(Data extracted from a collection)
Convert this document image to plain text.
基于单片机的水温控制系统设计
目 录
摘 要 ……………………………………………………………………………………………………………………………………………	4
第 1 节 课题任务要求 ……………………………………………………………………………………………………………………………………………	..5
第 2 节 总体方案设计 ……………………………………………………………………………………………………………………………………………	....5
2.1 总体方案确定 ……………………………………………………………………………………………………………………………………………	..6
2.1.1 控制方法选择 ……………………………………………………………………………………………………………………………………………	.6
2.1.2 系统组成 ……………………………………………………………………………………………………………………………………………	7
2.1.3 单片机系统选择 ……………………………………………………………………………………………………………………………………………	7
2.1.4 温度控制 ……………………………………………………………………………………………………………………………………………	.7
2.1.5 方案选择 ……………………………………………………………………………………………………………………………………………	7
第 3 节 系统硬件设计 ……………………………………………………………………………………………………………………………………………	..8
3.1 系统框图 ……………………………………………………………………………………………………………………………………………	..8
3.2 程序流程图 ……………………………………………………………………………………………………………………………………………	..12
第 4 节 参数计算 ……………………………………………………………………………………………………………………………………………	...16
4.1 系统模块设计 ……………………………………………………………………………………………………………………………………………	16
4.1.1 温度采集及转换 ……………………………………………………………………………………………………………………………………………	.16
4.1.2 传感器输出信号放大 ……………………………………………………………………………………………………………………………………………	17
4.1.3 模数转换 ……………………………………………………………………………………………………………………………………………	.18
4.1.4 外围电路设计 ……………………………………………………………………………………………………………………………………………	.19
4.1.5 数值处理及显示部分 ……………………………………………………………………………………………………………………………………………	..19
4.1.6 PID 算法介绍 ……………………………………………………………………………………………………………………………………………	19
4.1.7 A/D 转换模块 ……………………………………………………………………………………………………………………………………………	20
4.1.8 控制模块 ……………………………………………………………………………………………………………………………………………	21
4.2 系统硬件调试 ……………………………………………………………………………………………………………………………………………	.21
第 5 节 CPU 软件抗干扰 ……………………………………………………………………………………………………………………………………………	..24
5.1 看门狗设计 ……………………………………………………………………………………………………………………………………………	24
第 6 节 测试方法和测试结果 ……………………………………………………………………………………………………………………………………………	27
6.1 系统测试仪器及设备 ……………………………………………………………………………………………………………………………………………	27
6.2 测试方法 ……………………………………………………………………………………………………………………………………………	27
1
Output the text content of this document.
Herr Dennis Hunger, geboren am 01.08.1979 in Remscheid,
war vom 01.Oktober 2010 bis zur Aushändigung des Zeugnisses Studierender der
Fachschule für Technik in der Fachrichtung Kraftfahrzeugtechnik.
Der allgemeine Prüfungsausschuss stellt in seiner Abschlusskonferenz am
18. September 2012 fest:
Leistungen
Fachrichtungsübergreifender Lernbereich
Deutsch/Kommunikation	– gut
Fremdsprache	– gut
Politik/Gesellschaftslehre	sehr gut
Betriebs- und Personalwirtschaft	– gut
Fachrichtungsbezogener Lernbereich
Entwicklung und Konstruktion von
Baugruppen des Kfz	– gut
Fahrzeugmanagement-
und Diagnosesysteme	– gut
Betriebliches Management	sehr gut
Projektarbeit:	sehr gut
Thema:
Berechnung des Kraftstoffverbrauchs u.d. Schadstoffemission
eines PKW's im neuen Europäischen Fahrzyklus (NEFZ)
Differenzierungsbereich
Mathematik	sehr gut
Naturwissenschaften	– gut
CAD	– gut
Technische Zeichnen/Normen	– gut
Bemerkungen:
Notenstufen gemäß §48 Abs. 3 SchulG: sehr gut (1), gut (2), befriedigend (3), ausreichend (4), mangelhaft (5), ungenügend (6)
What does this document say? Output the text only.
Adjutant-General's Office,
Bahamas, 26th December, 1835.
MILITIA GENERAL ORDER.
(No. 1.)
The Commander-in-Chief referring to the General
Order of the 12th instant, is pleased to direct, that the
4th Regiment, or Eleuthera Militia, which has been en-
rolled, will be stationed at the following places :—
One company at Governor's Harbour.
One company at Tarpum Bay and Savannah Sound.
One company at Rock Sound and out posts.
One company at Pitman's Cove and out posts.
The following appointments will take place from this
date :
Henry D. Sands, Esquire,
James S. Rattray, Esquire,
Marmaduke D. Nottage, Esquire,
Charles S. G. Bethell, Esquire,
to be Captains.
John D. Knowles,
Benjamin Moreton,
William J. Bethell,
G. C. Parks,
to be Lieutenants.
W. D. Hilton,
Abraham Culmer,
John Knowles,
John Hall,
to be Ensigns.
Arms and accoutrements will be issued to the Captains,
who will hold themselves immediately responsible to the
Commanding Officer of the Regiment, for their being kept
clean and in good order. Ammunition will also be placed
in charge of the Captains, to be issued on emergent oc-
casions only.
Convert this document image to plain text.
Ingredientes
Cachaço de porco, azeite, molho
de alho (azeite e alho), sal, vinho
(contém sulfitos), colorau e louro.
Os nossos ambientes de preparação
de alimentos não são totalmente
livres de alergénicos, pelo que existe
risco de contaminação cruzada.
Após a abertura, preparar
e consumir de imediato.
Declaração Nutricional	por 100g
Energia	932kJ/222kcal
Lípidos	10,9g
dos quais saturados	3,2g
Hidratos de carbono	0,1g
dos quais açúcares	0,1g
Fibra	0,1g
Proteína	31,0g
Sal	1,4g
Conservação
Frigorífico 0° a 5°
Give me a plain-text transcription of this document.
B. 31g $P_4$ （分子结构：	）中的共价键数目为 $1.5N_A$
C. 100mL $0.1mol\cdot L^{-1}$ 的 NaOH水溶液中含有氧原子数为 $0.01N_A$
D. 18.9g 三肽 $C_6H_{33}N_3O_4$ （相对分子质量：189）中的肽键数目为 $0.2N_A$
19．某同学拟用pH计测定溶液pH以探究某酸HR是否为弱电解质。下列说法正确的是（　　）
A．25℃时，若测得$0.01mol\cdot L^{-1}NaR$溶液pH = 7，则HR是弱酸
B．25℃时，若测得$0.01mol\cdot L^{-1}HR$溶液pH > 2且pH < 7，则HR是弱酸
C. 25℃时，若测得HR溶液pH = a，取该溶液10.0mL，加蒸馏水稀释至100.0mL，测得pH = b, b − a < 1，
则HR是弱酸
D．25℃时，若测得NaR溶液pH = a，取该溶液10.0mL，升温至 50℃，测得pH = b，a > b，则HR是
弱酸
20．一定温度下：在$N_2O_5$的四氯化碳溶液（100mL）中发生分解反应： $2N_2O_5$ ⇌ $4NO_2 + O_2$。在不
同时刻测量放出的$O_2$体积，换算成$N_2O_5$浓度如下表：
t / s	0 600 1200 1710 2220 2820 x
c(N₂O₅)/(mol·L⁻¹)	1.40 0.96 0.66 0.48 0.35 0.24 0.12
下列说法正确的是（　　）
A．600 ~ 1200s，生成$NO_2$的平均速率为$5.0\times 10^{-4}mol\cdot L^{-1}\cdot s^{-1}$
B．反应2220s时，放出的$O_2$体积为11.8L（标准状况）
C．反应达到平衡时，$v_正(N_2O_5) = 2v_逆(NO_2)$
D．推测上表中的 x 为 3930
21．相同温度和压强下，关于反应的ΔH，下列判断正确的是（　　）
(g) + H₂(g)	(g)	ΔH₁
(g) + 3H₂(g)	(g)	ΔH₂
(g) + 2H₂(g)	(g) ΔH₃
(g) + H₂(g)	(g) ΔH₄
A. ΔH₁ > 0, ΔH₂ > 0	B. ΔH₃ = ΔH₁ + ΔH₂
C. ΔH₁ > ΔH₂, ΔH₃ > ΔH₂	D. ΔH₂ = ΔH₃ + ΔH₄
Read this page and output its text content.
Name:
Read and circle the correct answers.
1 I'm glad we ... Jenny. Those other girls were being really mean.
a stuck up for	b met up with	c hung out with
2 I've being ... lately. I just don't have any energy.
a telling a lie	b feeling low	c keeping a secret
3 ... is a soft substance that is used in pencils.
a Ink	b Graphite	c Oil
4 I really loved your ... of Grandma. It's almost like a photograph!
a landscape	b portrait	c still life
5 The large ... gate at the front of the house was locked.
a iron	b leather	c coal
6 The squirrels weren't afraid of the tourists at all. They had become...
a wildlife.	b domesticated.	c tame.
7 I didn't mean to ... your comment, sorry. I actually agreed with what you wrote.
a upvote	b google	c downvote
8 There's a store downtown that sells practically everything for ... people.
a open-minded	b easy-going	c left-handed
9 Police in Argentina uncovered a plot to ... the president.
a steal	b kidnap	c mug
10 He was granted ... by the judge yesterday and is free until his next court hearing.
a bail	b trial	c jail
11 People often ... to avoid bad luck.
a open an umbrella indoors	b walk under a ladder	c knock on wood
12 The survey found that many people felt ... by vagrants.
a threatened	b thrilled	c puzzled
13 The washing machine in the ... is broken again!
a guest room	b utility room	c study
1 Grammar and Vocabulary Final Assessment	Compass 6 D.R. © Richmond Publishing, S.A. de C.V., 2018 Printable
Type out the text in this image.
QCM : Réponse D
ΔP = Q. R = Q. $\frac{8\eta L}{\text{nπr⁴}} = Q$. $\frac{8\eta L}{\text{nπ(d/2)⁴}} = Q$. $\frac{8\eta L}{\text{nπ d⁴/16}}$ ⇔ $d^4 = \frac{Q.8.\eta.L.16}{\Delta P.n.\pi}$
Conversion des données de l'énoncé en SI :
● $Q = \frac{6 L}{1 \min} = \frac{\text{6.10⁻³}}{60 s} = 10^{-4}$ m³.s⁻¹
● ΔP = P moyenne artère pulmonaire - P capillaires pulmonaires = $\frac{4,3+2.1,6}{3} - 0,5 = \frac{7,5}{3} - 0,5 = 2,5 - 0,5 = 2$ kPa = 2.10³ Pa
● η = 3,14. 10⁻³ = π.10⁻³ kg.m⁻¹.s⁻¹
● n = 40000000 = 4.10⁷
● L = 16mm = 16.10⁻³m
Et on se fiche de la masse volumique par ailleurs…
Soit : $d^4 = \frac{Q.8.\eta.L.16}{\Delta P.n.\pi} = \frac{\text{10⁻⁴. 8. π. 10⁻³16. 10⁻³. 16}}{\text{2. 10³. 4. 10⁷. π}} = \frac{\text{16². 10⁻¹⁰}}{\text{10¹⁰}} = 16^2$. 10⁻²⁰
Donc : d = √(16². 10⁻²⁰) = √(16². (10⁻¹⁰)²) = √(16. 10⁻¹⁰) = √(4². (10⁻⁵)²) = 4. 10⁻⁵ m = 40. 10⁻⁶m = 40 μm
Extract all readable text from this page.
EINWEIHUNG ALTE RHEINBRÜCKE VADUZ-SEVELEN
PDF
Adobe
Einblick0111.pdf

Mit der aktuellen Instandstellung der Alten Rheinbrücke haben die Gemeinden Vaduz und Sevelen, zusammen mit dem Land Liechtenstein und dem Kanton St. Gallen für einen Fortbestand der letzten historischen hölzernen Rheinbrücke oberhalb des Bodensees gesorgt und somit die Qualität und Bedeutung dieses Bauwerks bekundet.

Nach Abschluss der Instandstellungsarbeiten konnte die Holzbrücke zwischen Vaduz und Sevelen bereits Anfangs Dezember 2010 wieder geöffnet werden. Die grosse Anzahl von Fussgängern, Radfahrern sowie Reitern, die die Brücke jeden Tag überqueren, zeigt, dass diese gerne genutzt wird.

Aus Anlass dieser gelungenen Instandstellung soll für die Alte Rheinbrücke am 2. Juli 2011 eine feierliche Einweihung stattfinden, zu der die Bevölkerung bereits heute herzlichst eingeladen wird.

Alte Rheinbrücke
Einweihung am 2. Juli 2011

**Problem requirements**
Which lines run from the one containing "Extract all readable text from this page." to the end of the entries above? Quote exactly those, and only those.

**Written reply**
Extract all readable text from this page.
EINWEIHUNG ALTE RHEINBRÜCKE VADUZ-SEVELEN
PDF
Adobe
Einblick0111.pdf

Mit der aktuellen Instandstellung der Alten Rheinbrücke haben die Gemeinden Vaduz und Sevelen, zusammen mit dem Land Liechtenstein und dem Kanton St. Gallen für einen Fortbestand der letzten historischen hölzernen Rheinbrücke oberhalb des Bodensees gesorgt und somit die Qualität und Bedeutung dieses Bauwerks bekundet.

Nach Abschluss der Instandstellungsarbeiten konnte die Holzbrücke zwischen Vaduz und Sevelen bereits Anfangs Dezember 2010 wieder geöffnet werden. Die grosse Anzahl von Fussgängern, Radfahrern sowie Reitern, die die Brücke jeden Tag überqueren, zeigt, dass diese gerne genutzt wird.

Aus Anlass dieser gelungenen Instandstellung soll für die Alte Rheinbrücke am 2. Juli 2011 eine feierliche Einweihung stattfinden, zu der die Bevölkerung bereits heute herzlichst eingeladen wird.

Alte Rheinbrücke
Einweihung am 2. Juli 2011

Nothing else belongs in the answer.